Dataset records
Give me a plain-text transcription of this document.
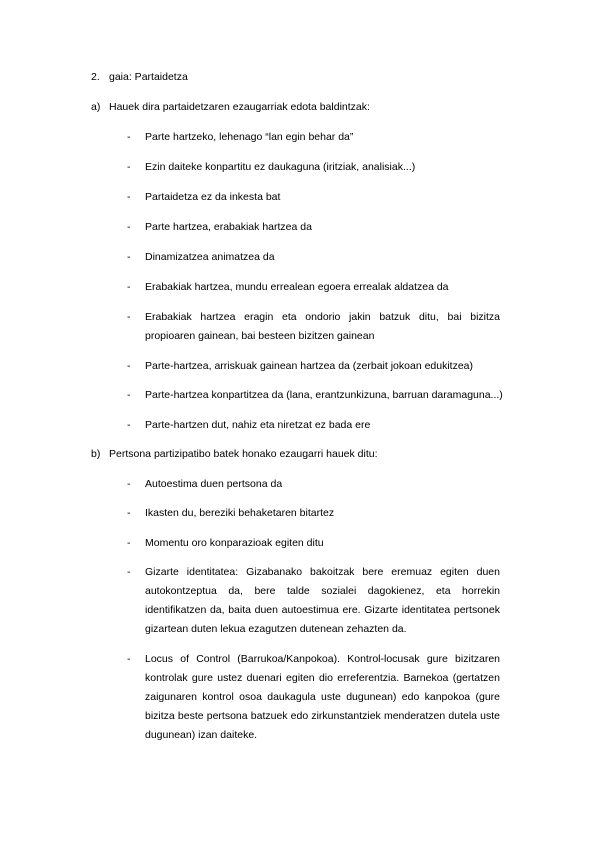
2. gaia: Partaidetza
a) Hauek dira partaidetzaren ezaugarriak edota baldintzak:
- Parte hartzeko, lehenago “lan egin behar da”
- Ezin daiteke konpartitu ez daukaguna (iritziak, analisiak...)
- Partaidetza ez da inkesta bat
- Parte hartzea, erabakiak hartzea da
- Dinamizatzea animatzea da
- Erabakiak hartzea, mundu errealean egoera errealak aldatzea da
- Erabakiak hartzea eragin eta ondorio jakin batzuk ditu, bai bizitza propioaren gainean, bai besteen bizitzen gainean
- Parte-hartzea, arriskuak gainean hartzea da (zerbait jokoan edukitzea)
- Parte-hartzea konpartitzea da (lana, erantzunkizuna, barruan daramaguna...)
- Parte-hartzen dut, nahiz eta niretzat ez bada ere
b) Pertsona partizipatibo batek honako ezaugarri hauek ditu:
- Autoestima duen pertsona da
- Ikasten du, bereziki behaketaren bitartez
- Momentu oro konparazioak egiten ditu
- Gizarte identitatea: Gizabanako bakoitzak bere eremuaz egiten duen autokontzeptua da, bere talde sozialei dagokienez, eta horrekin identifikatzen da, baita duen autoestimua ere. Gizarte identitatea pertsonek gizartean duten lekua ezagutzen dutenean zehazten da.
- Locus of Control (Barrukoa/Kanpokoa). Kontrol-locusak gure bizitzaren kontrolak gure ustez duenari egiten dio erreferentzia. Barnekoa (gertatzen zaigunaren kontrol osoa daukagula uste dugunean) edo kanpokoa (gure bizitza beste pertsona batzuek edo zirkunstantziek menderatzen dutela uste dugunean) izan daiteke.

§ Task instructions: Repeat the lines above exactly, and keep every picture out.

§ Exercise response:
Give me a plain-text transcription of this document.
2. gaia: Partaidetza
a) Hauek dira partaidetzaren ezaugarriak edota baldintzak:
- Parte hartzeko, lehenago “lan egin behar da”
- Ezin daiteke konpartitu ez daukaguna (iritziak, analisiak...)
- Partaidetza ez da inkesta bat
- Parte hartzea, erabakiak hartzea da
- Dinamizatzea animatzea da
- Erabakiak hartzea, mundu errealean egoera errealak aldatzea da
- Erabakiak hartzea eragin eta ondorio jakin batzuk ditu, bai bizitza propioaren gainean, bai besteen bizitzen gainean
- Parte-hartzea, arriskuak gainean hartzea da (zerbait jokoan edukitzea)
- Parte-hartzea konpartitzea da (lana, erantzunkizuna, barruan daramaguna...)
- Parte-hartzen dut, nahiz eta niretzat ez bada ere
b) Pertsona partizipatibo batek honako ezaugarri hauek ditu:
- Autoestima duen pertsona da
- Ikasten du, bereziki behaketaren bitartez
- Momentu oro konparazioak egiten ditu
- Gizarte identitatea: Gizabanako bakoitzak bere eremuaz egiten duen autokontzeptua da, bere talde sozialei dagokienez, eta horrekin identifikatzen da, baita duen autoestimua ere. Gizarte identitatea pertsonek gizartean duten lekua ezagutzen dutenean zehazten da.
- Locus of Control (Barrukoa/Kanpokoa). Kontrol-locusak gure bizitzaren kontrolak gure ustez duenari egiten dio erreferentzia. Barnekoa (gertatzen zaigunaren kontrol osoa daukagula uste dugunean) edo kanpokoa (gure bizitza beste pertsona batzuek edo zirkunstantziek menderatzen dutela uste dugunean) izan daiteke.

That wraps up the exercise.